# Recorded information:
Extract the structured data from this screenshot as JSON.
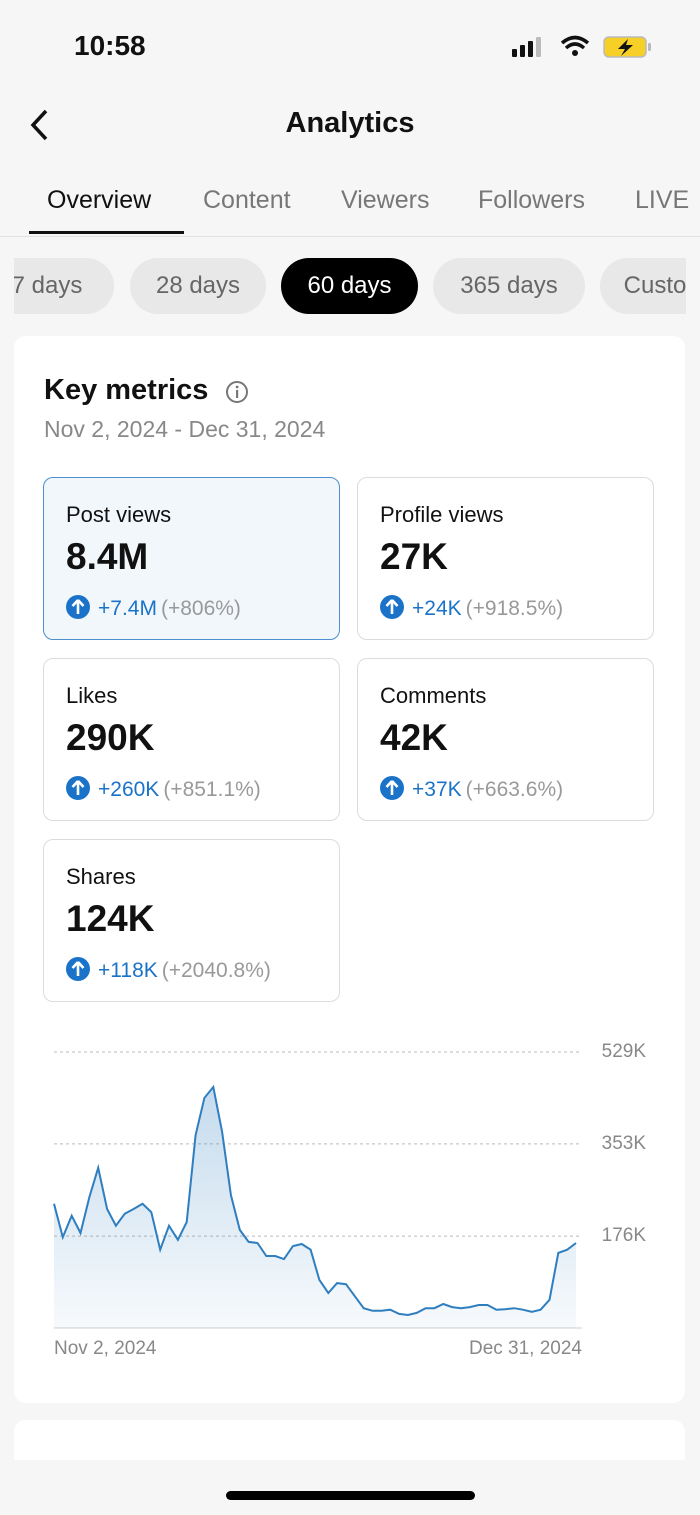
{
  "status_bar": {
    "time": "10:58"
  },
  "header": {
    "title": "Analytics"
  },
  "tabs": [
    "Overview",
    "Content",
    "Viewers",
    "Followers",
    "LIVE"
  ],
  "active_tab": 0,
  "periods": [
    "7 days",
    "28 days",
    "60 days",
    "365 days",
    "Custom"
  ],
  "active_period": 2,
  "key_metrics": {
    "title": "Key metrics",
    "date_range": "Nov 2, 2024 - Dec 31, 2024",
    "selected": 0,
    "metrics": [
      {
        "label": "Post views",
        "value": "8.4M",
        "change": "+7.4M",
        "percent": "(+806%)"
      },
      {
        "label": "Profile views",
        "value": "27K",
        "change": "+24K",
        "percent": "(+918.5%)"
      },
      {
        "label": "Likes",
        "value": "290K",
        "change": "+260K",
        "percent": "(+851.1%)"
      },
      {
        "label": "Comments",
        "value": "42K",
        "change": "+37K",
        "percent": "(+663.6%)"
      },
      {
        "label": "Shares",
        "value": "124K",
        "change": "+118K",
        "percent": "(+2040.8%)"
      }
    ]
  },
  "chart_data": {
    "type": "line",
    "categories": [
      "Nov 2, 2024",
      null,
      null,
      null,
      null,
      null,
      null,
      null,
      null,
      null,
      null,
      null,
      null,
      null,
      null,
      null,
      null,
      null,
      null,
      null,
      null,
      null,
      null,
      null,
      null,
      null,
      null,
      null,
      null,
      null,
      null,
      null,
      null,
      null,
      null,
      null,
      null,
      null,
      null,
      null,
      null,
      null,
      null,
      null,
      null,
      null,
      null,
      null,
      null,
      null,
      null,
      null,
      null,
      null,
      null,
      null,
      null,
      null,
      null,
      "Dec 31, 2024"
    ],
    "values": [
      238000,
      174000,
      215000,
      182000,
      251000,
      307000,
      228000,
      196000,
      219000,
      228000,
      238000,
      222000,
      150000,
      196000,
      169000,
      203000,
      370000,
      441000,
      462000,
      376000,
      255000,
      188000,
      165000,
      163000,
      138000,
      138000,
      132000,
      157000,
      161000,
      150000,
      92000,
      67000,
      86000,
      84000,
      61000,
      38000,
      33000,
      33000,
      35000,
      27000,
      25000,
      29000,
      38000,
      38000,
      46000,
      40000,
      38000,
      40000,
      44000,
      44000,
      35000,
      36000,
      38000,
      35000,
      31000,
      35000,
      54000,
      144000,
      150000,
      163000
    ],
    "color": "#2f7ebf",
    "ylim": [
      0,
      529000
    ],
    "yticks": [
      {
        "value": 529000,
        "label": "529K"
      },
      {
        "value": 353000,
        "label": "353K"
      },
      {
        "value": 176000,
        "label": "176K"
      }
    ],
    "grid": true
  }
}
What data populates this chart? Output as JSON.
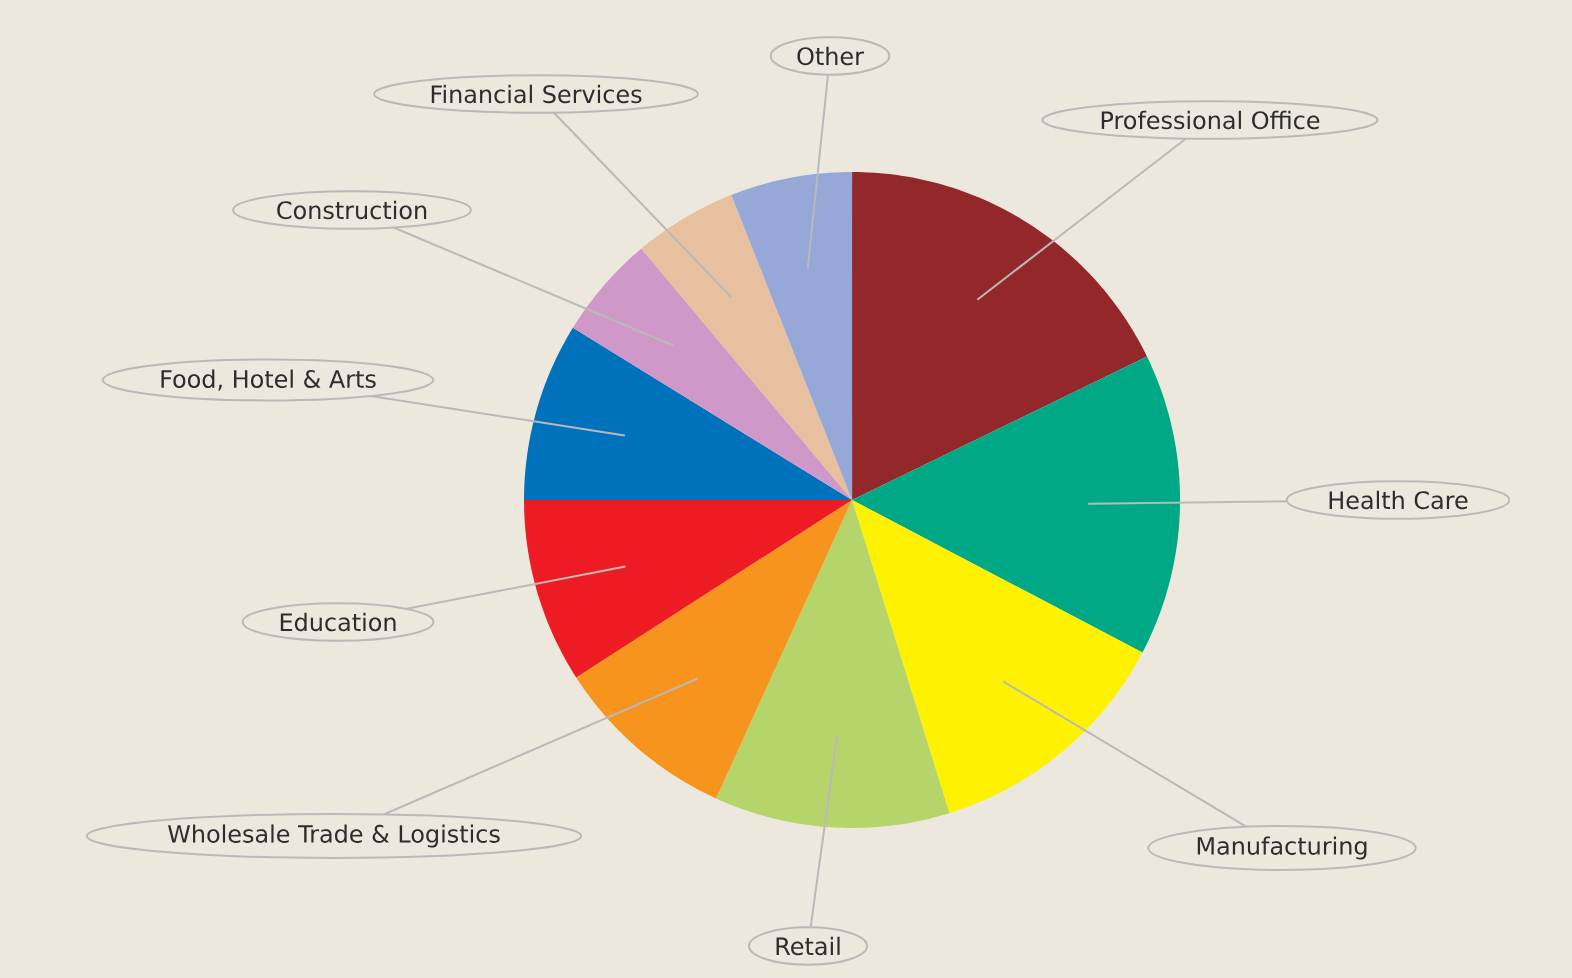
{
  "chart_data": {
    "type": "pie",
    "categories": [
      "Professional Office",
      "Health Care",
      "Manufacturing",
      "Retail",
      "Wholesale Trade & Logistics",
      "Education",
      "Food, Hotel & Arts",
      "Construction",
      "Financial Services",
      "Other"
    ],
    "values": [
      17.8,
      14.9,
      12.5,
      11.6,
      9.1,
      9.1,
      8.8,
      5.1,
      5.1,
      6.0
    ],
    "colors": [
      "#93272a",
      "#00a886",
      "#fff200",
      "#b5d56a",
      "#f7941d",
      "#ed1c24",
      "#0072bc",
      "#cf98c8",
      "#e6c09f",
      "#95a8d8"
    ]
  }
}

# Prompt:
Repeat the records above exactly, omitting every picture.

# The answer:
Extract the structured data from this screenshot as JSON.
{
  "status_bar": {
    "time": "10:58"
  },
  "header": {
    "title": "Analytics"
  },
  "tabs": [
    "Overview",
    "Content",
    "Viewers",
    "Followers",
    "LIVE"
  ],
  "active_tab": 0,
  "periods": [
    "7 days",
    "28 days",
    "60 days",
    "365 days",
    "Custom"
  ],
  "active_period": 2,
  "key_metrics": {
    "title": "Key metrics",
    "date_range": "Nov 2, 2024 - Dec 31, 2024",
    "selected": 0,
    "metrics": [
      {
        "label": "Post views",
        "value": "8.4M",
        "change": "+7.4M",
        "percent": "(+806%)"
      },
      {
        "label": "Profile views",
        "value": "27K",
        "change": "+24K",
        "percent": "(+918.5%)"
      },
      {
        "label": "Likes",
        "value": "290K",
        "change": "+260K",
        "percent": "(+851.1%)"
      },
      {
        "label": "Comments",
        "value": "42K",
        "change": "+37K",
        "percent": "(+663.6%)"
      },
      {
        "label": "Shares",
        "value": "124K",
        "change": "+118K",
        "percent": "(+2040.8%)"
      }
    ]
  },
  "chart_data": {
    "type": "line",
    "categories": [
      "Nov 2, 2024",
      null,
      null,
      null,
      null,
      null,
      null,
      null,
      null,
      null,
      null,
      null,
      null,
      null,
      null,
      null,
      null,
      null,
      null,
      null,
      null,
      null,
      null,
      null,
      null,
      null,
      null,
      null,
      null,
      null,
      null,
      null,
      null,
      null,
      null,
      null,
      null,
      null,
      null,
      null,
      null,
      null,
      null,
      null,
      null,
      null,
      null,
      null,
      null,
      null,
      null,
      null,
      null,
      null,
      null,
      null,
      null,
      null,
      null,
      "Dec 31, 2024"
    ],
    "values": [
      238000,
      174000,
      215000,
      182000,
      251000,
      307000,
      228000,
      196000,
      219000,
      228000,
      238000,
      222000,
      150000,
      196000,
      169000,
      203000,
      370000,
      441000,
      462000,
      376000,
      255000,
      188000,
      165000,
      163000,
      138000,
      138000,
      132000,
      157000,
      161000,
      150000,
      92000,
      67000,
      86000,
      84000,
      61000,
      38000,
      33000,
      33000,
      35000,
      27000,
      25000,
      29000,
      38000,
      38000,
      46000,
      40000,
      38000,
      40000,
      44000,
      44000,
      35000,
      36000,
      38000,
      35000,
      31000,
      35000,
      54000,
      144000,
      150000,
      163000
    ],
    "color": "#2f7ebf",
    "ylim": [
      0,
      529000
    ],
    "yticks": [
      {
        "value": 529000,
        "label": "529K"
      },
      {
        "value": 353000,
        "label": "353K"
      },
      {
        "value": 176000,
        "label": "176K"
      }
    ],
    "grid": true
  }
}
What data populates this chart? Output as JSON.
{
  "chart_data": {
    "type": "pie",
    "categories": [
      "Professional Office",
      "Health Care",
      "Manufacturing",
      "Retail",
      "Wholesale Trade & Logistics",
      "Education",
      "Food, Hotel & Arts",
      "Construction",
      "Financial Services",
      "Other"
    ],
    "values": [
      17.8,
      14.9,
      12.5,
      11.6,
      9.1,
      9.1,
      8.8,
      5.1,
      5.1,
      6.0
    ],
    "colors": [
      "#93272a",
      "#00a886",
      "#fff200",
      "#b5d56a",
      "#f7941d",
      "#ed1c24",
      "#0072bc",
      "#cf98c8",
      "#e6c09f",
      "#95a8d8"
    ]
  }
}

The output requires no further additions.